[Listed records Boundary: Start]
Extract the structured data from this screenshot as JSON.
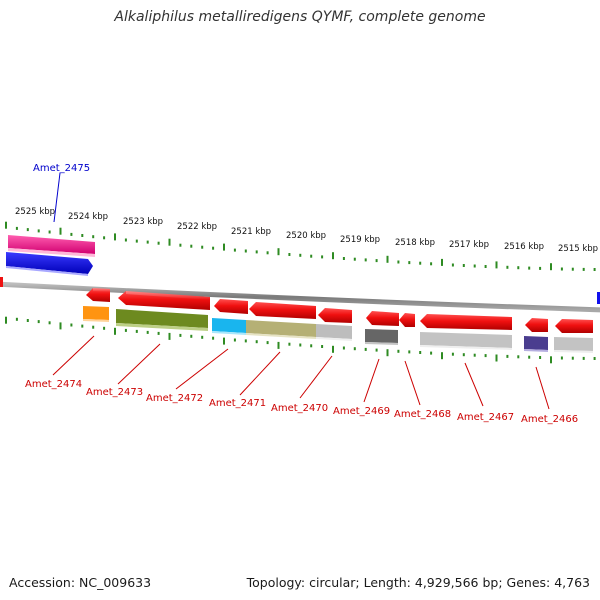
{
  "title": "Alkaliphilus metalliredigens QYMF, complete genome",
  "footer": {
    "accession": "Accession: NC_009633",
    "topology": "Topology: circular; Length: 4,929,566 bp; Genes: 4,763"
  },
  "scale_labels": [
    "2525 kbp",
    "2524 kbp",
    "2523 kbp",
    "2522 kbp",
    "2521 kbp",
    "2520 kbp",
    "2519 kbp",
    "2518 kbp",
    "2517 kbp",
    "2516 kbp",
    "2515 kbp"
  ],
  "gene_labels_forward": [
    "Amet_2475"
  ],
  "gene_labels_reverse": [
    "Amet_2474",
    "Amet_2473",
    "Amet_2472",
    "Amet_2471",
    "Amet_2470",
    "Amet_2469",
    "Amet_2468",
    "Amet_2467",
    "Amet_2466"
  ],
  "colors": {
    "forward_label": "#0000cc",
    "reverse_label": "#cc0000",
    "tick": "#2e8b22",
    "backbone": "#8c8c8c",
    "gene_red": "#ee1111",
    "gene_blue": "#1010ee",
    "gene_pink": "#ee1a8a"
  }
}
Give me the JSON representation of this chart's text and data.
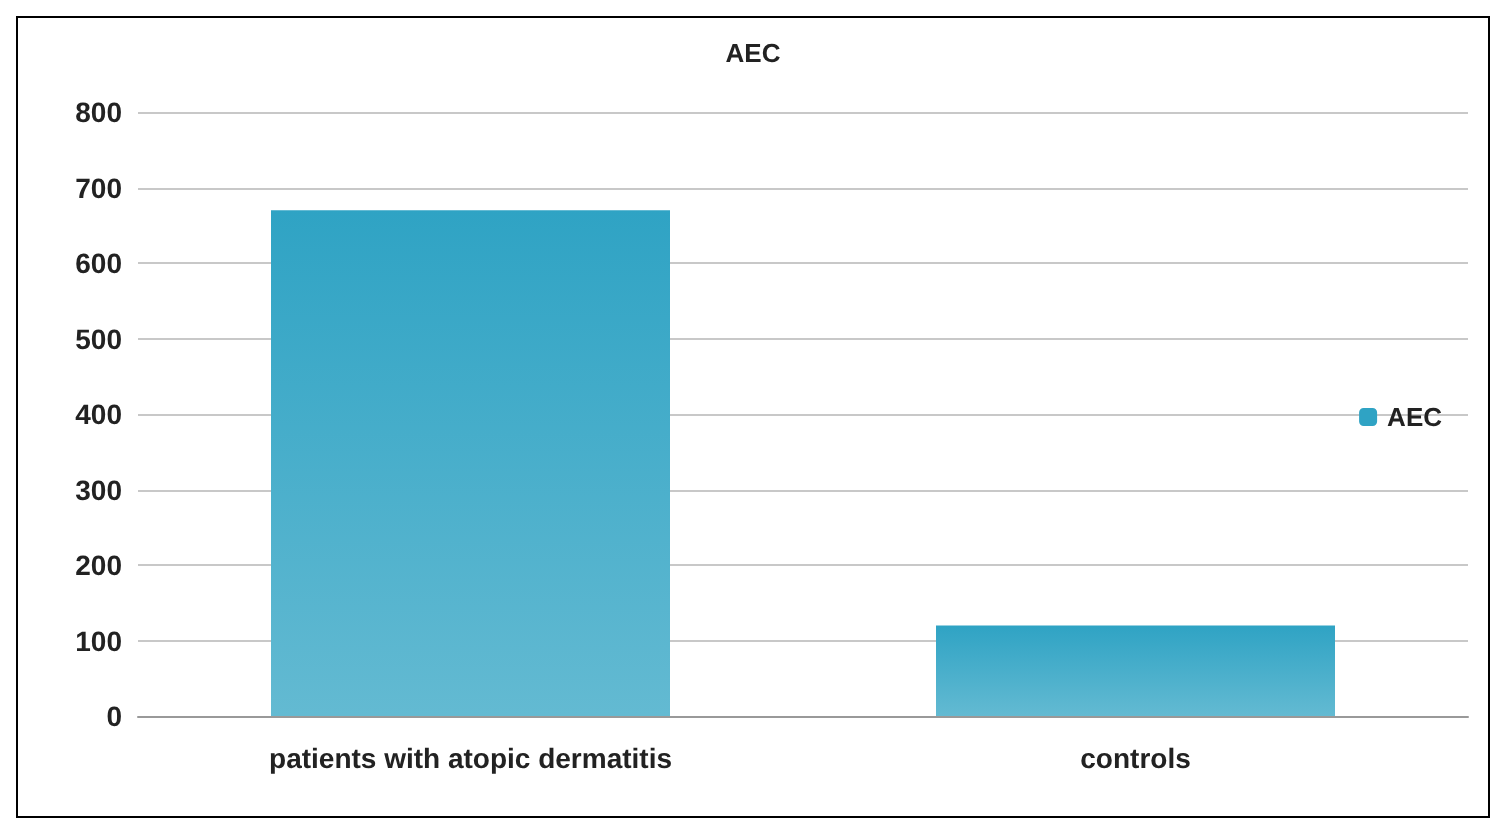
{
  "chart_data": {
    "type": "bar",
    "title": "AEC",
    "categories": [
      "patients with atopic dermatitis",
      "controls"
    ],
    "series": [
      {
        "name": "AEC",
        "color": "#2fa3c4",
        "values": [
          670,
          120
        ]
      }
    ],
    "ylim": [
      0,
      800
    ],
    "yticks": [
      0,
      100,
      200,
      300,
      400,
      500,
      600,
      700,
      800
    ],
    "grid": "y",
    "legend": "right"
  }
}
[Listed records Boundary: End]
[Listed records Boundary: Start]
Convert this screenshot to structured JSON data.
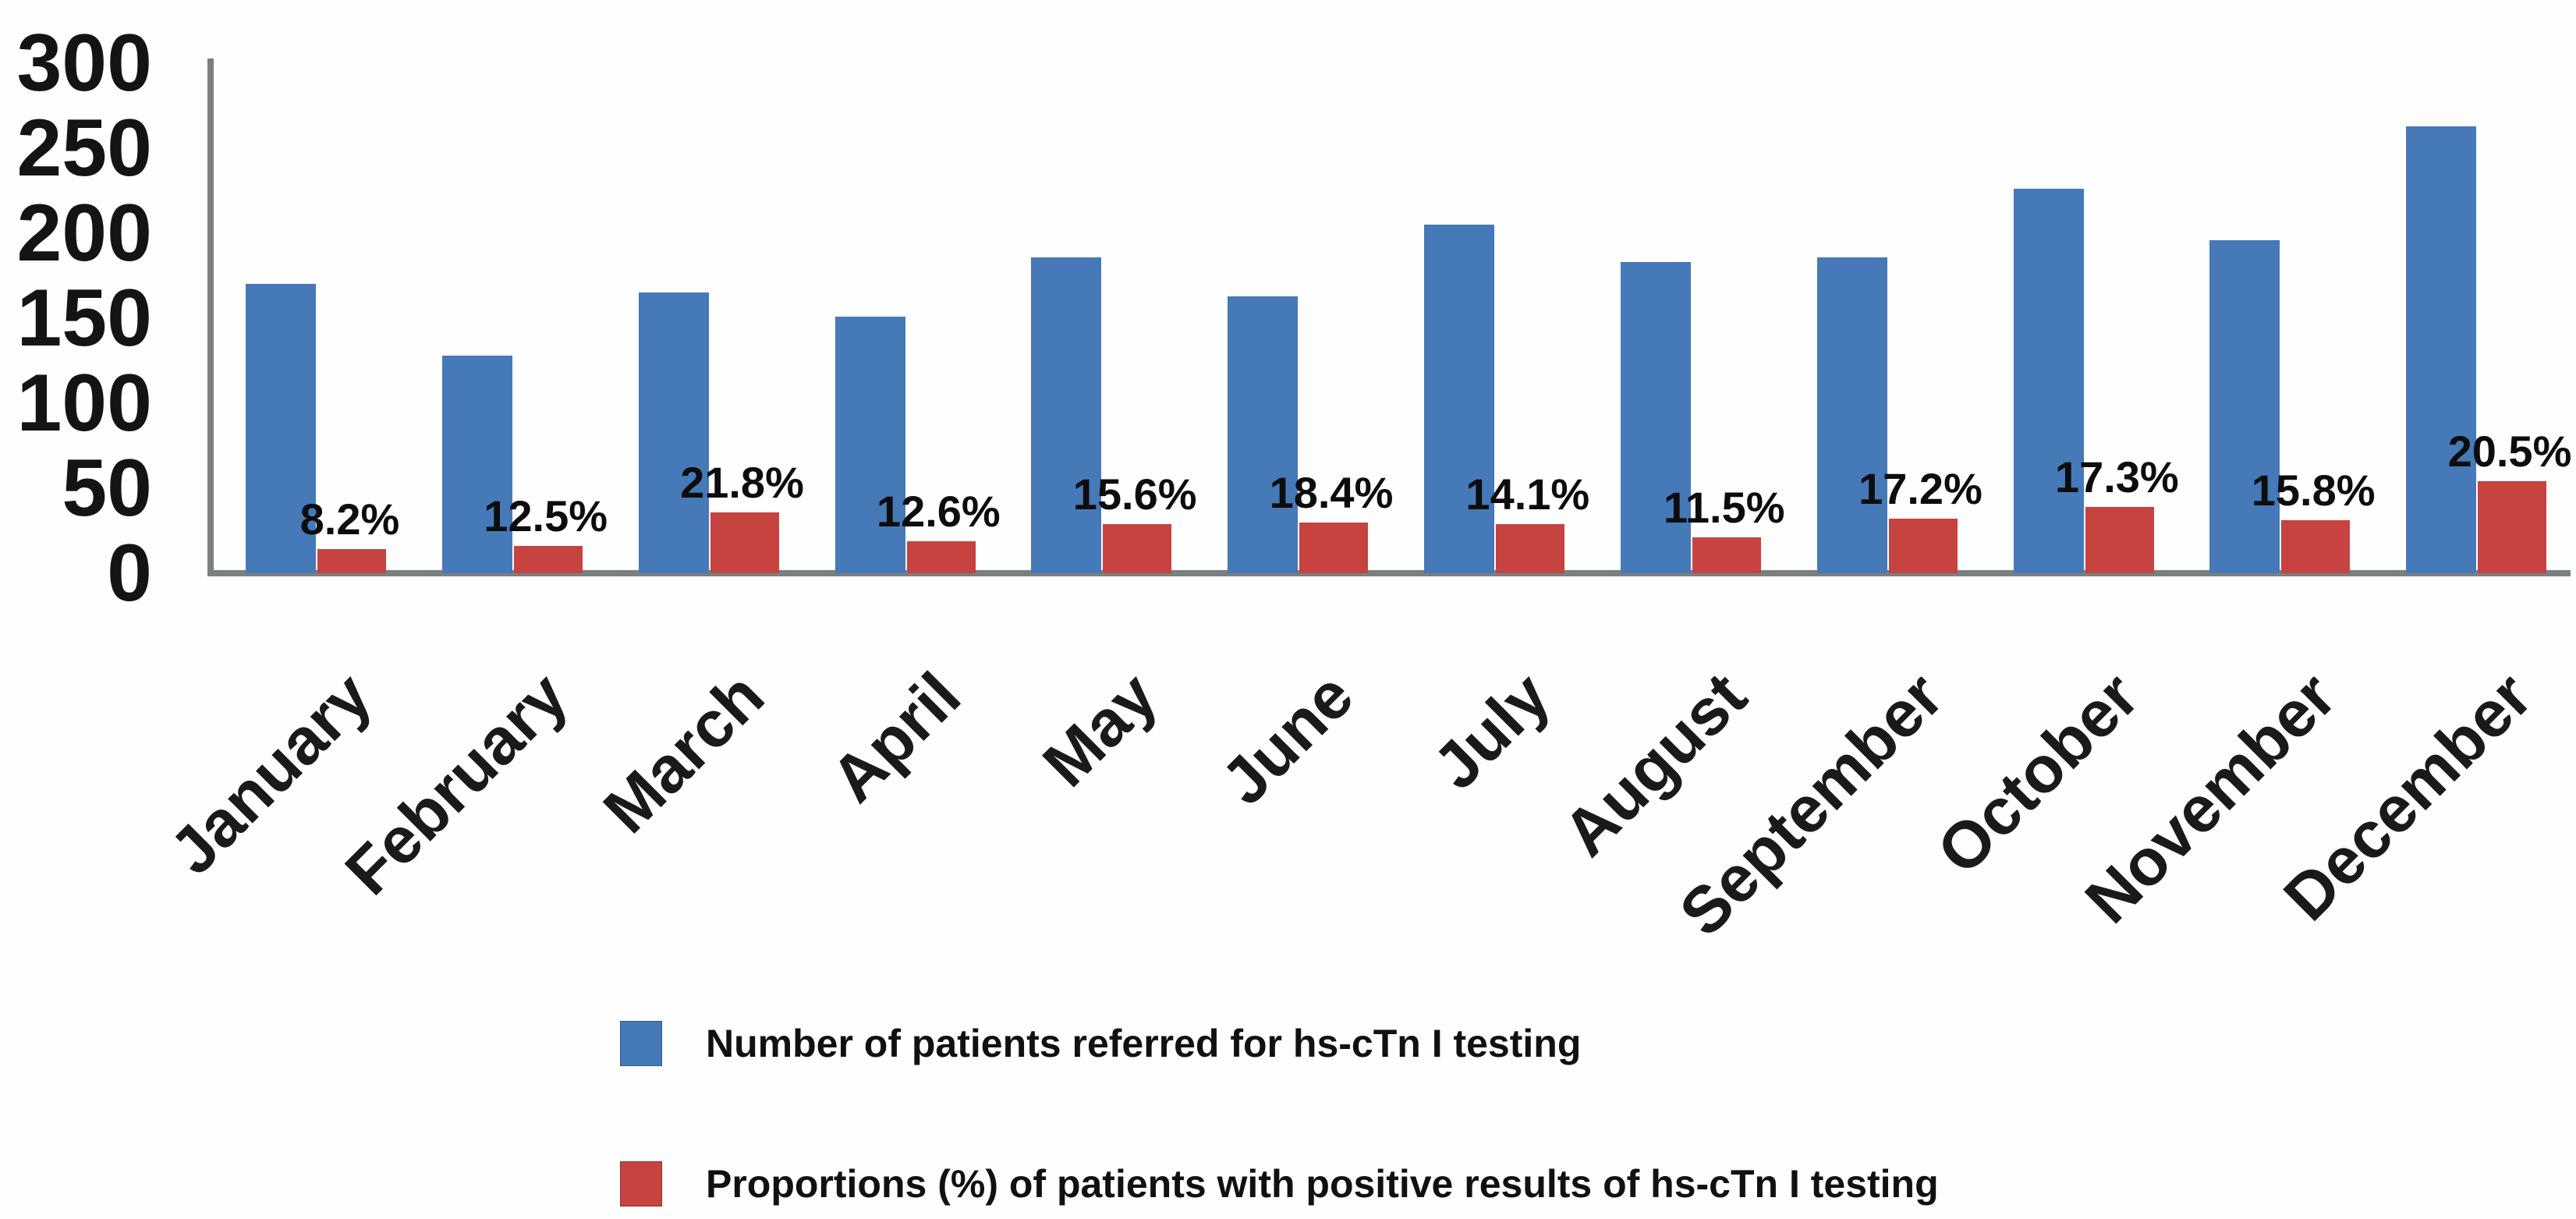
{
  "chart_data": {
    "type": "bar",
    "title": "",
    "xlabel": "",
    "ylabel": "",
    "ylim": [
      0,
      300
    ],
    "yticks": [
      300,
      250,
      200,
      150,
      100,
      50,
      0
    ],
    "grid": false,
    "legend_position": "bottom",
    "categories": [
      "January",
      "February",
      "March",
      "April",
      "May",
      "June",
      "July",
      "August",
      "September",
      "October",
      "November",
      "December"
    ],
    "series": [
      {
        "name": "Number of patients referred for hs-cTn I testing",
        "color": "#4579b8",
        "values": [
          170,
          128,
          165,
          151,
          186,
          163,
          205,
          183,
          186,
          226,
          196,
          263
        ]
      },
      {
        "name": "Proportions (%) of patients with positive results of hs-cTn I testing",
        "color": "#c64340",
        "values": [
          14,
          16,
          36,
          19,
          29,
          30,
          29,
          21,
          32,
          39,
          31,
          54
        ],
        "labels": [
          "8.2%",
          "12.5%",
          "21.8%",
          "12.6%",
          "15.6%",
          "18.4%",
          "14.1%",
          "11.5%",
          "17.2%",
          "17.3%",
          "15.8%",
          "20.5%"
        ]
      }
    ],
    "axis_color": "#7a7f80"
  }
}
[Listed records Boundary: End]
#### What you will do
From the entries, copy every line in which the word "patients" occurs.

#### Answer area
      "patients with atopic dermatitis",
        "name": "Number of patients referred for hs-cTn I testing",
        "name": "Proportions (%) of patients with positive results of hs-cTn I testing",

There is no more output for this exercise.